• What is required
Find each line containing the string "Displacement" and return it.

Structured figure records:
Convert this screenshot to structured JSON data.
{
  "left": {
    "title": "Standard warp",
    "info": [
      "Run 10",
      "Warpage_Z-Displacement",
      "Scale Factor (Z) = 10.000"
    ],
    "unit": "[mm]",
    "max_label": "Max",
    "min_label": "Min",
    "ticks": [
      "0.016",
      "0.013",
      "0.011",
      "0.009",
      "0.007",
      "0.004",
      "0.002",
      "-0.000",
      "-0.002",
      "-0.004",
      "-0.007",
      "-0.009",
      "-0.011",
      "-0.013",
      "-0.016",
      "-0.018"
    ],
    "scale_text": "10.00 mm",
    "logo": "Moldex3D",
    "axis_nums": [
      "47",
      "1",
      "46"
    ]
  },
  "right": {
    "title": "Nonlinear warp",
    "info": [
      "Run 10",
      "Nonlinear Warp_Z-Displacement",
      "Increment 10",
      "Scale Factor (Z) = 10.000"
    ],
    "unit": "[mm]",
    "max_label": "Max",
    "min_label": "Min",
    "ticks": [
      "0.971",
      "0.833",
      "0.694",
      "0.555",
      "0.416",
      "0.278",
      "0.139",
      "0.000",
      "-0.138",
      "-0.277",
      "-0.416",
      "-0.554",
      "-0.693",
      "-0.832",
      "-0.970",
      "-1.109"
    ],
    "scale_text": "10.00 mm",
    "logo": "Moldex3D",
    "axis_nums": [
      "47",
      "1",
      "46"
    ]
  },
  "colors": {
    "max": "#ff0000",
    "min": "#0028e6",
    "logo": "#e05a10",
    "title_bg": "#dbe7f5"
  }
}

• Task result
      "Warpage_Z-Displacement",
      "Nonlinear Warp_Z-Displacement",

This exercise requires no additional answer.